• Ziel A
Schreib den Text über das verfallende Haus in Bremen-Gröpelingen wortgetreu und vollständig ab.

• Textabschnitt
Sorge um Koschnicks Erbe: Was geschieht mit dieser Bremer Bauruine?

Bild: Andreas Lieberg

In Bremen-Gröpelingen verfällt ein Haus, in dem der ehemalige Bürgermeister Hans Koschnick aufwuchs. Eine Bürgerinitiative will dem jetzt ein Ende setzen.

Die Türen mit Holzbrettern vernagelt, die Fenster zersplittert, die grauverwitterte Fassade vom Zahn der Zeit zerfressen. Hier und dort liegen herabgestürzte Mauerbrocken und abgebrochene Holzlatten herum. Auf einem Transparent an der Fassade steht: "Das ist keine Kunst, das kann weg." Daran, dass in diesem Haus einst ein Mann lebte, nachdem sogar Bremens Flughafen benannt ist, erinnert hier nur noch ein blaues Schild an einem Bauzaun. "Hans Koschnick, 1926 - 2016, Bremer Bürgermeister" steht dort. Er lebte hier immer wieder von 1934 bis 1954 bei seinen Großeltern, weil seine Eltern von den Nazis verfolgt wurden.

• Material zur Aufgabe
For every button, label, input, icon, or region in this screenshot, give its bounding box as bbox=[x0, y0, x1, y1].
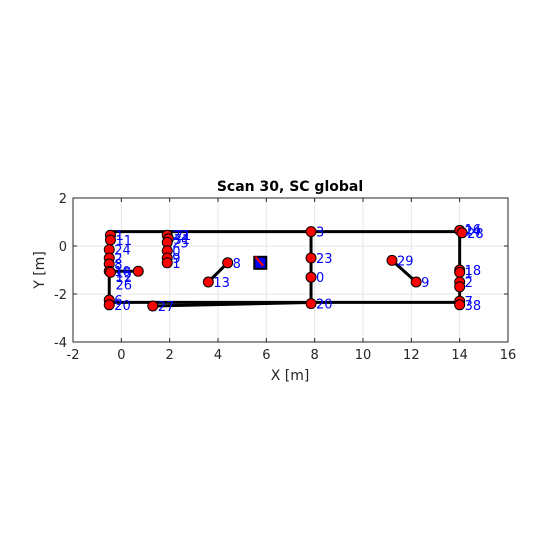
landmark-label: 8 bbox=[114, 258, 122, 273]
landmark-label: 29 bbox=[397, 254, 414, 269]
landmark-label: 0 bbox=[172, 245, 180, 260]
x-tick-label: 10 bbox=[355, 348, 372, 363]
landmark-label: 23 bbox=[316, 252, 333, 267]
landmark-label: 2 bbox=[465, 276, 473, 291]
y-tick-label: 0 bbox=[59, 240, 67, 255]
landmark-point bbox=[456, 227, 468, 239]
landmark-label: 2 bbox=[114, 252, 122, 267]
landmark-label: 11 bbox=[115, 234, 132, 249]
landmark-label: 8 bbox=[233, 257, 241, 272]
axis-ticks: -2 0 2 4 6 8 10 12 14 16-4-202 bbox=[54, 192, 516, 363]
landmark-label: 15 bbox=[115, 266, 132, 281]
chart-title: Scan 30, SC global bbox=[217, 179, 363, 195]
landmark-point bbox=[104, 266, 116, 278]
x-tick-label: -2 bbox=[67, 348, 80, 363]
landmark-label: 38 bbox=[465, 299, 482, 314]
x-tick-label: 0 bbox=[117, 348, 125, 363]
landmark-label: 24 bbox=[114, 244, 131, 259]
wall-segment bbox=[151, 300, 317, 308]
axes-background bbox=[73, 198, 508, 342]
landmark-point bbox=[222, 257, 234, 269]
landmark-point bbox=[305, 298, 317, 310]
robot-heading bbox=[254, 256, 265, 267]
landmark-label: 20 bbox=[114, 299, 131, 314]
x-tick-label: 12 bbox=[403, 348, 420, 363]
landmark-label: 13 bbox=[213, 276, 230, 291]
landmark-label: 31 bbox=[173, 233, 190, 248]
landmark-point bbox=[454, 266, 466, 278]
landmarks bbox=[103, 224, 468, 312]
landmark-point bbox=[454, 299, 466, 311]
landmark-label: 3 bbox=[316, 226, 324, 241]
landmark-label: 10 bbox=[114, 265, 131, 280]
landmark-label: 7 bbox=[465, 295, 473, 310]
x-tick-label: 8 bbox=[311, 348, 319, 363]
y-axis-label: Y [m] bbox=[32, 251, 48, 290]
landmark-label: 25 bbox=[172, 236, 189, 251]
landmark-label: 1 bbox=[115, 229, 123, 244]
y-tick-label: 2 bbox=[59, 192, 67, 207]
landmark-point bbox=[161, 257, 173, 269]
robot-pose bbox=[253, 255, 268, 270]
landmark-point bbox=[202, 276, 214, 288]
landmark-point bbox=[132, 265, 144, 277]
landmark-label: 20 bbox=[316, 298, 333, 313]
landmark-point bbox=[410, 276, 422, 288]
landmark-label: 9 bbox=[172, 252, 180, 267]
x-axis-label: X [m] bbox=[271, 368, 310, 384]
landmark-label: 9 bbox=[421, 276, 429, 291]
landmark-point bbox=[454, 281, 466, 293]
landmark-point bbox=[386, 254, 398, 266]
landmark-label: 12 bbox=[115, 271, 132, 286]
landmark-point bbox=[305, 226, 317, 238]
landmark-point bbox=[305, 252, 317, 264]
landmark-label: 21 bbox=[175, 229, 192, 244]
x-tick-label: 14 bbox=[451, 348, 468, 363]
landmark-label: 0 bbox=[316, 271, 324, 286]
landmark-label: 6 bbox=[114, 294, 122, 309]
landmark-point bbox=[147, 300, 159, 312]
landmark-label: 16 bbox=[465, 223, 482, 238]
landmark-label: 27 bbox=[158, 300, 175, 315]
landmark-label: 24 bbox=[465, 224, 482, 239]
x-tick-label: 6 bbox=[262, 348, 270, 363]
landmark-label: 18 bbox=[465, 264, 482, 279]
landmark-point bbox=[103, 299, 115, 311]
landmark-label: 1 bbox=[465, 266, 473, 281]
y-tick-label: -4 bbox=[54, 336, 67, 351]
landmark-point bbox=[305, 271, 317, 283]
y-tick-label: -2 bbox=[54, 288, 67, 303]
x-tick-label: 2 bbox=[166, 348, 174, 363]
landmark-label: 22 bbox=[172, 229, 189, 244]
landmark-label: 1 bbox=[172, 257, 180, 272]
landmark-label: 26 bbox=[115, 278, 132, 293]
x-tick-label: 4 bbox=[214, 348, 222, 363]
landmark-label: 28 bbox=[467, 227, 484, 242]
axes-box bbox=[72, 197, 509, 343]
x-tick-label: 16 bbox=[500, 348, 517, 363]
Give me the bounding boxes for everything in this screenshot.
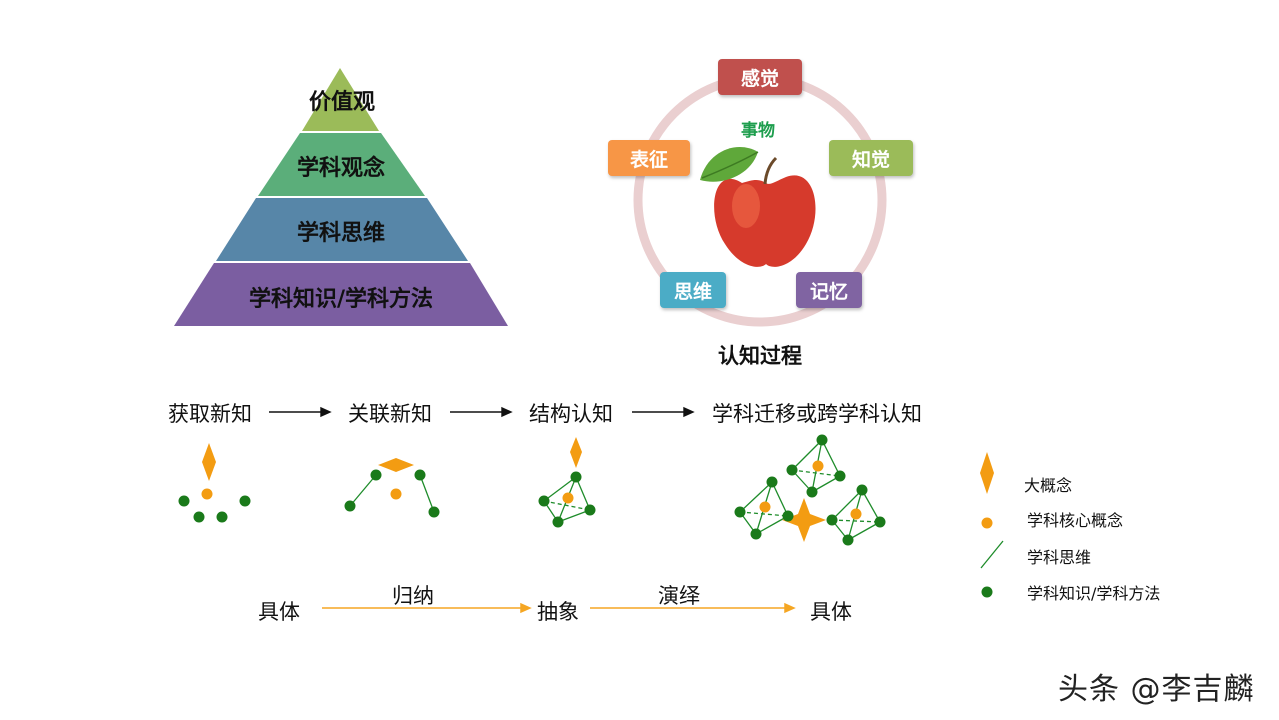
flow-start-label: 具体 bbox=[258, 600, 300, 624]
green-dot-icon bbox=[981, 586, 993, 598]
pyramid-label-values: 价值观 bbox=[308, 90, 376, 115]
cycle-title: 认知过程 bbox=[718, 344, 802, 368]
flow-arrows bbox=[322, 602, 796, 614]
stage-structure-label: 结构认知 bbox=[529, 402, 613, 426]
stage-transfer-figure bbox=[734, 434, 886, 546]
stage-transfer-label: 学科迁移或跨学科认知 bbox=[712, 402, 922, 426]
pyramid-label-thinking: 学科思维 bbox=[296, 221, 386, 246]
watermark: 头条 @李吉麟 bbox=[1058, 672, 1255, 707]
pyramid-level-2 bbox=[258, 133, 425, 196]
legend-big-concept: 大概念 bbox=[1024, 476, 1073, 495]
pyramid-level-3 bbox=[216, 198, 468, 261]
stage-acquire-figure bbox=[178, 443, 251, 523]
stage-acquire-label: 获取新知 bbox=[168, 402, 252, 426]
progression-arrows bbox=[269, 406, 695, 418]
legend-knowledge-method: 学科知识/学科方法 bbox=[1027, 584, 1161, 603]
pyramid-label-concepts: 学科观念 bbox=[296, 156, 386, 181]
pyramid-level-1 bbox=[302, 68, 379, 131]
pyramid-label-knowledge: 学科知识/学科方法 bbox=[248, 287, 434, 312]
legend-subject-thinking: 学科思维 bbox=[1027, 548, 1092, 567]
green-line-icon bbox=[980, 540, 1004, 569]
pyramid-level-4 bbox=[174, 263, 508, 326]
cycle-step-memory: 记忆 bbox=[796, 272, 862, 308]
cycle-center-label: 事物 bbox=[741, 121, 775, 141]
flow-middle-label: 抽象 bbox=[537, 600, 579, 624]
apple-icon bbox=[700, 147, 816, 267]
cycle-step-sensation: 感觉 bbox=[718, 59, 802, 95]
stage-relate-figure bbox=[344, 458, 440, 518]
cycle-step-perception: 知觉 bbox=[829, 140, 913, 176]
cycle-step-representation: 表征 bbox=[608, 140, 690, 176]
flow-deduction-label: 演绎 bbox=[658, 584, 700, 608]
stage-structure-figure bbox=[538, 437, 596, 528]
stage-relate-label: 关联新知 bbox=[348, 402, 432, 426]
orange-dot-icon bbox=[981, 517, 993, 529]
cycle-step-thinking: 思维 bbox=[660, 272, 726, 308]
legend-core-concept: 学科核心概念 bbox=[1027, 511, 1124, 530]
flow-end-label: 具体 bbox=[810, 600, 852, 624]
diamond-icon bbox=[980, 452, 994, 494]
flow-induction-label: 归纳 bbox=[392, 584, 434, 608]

• Ziel B
Übernimm aus den Einträgen die Zeilen von der Zeile mit „landmark-label: 8 bbox=[114, 258, 122, 273]“ bis einschließlich der Zeile mit „axis-ticks: -2 0“ unverändert.

• Lösung A
Sorge um Koschnicks Erbe: Was geschieht mit dieser Bremer Bauruine?

Bild: Andreas Lieberg

In Bremen-Gröpelingen verfällt ein Haus, in dem der ehemalige Bürgermeister Hans Koschnick aufwuchs. Eine Bürgerinitiative will dem jetzt ein Ende setzen.

Die Türen mit Holzbrettern vernagelt, die Fenster zersplittert, die grauverwitterte Fassade vom Zahn der Zeit zerfressen. Hier und dort liegen herabgestürzte Mauerbrocken und abgebrochene Holzlatten herum. Auf einem Transparent an der Fassade steht: "Das ist keine Kunst, das kann weg." Daran, dass in diesem Haus einst ein Mann lebte, nachdem sogar Bremens Flughafen benannt ist, erinnert hier nur noch ein blaues Schild an einem Bauzaun. "Hans Koschnick, 1926 - 2016, Bremer Bürgermeister" steht dort. Er lebte hier immer wieder von 1934 bis 1954 bei seinen Großeltern, weil seine Eltern von den Nazis verfolgt wurden.

• Lösung B
landmark-label: 8 bbox=[114, 258, 122, 273]
landmark-label: 29 bbox=[397, 254, 414, 269]
landmark-label: 0 bbox=[172, 245, 180, 260]
x-tick-label: 10 bbox=[355, 348, 372, 363]
landmark-label: 23 bbox=[316, 252, 333, 267]
landmark-label: 2 bbox=[465, 276, 473, 291]
y-tick-label: 0 bbox=[59, 240, 67, 255]
landmark-point bbox=[456, 227, 468, 239]
landmark-label: 2 bbox=[114, 252, 122, 267]
landmark-label: 11 bbox=[115, 234, 132, 249]
landmark-label: 8 bbox=[233, 257, 241, 272]
axis-ticks: -2 0 2 4 6 8 10 12 14 16-4-202 bbox=[54, 192, 516, 363]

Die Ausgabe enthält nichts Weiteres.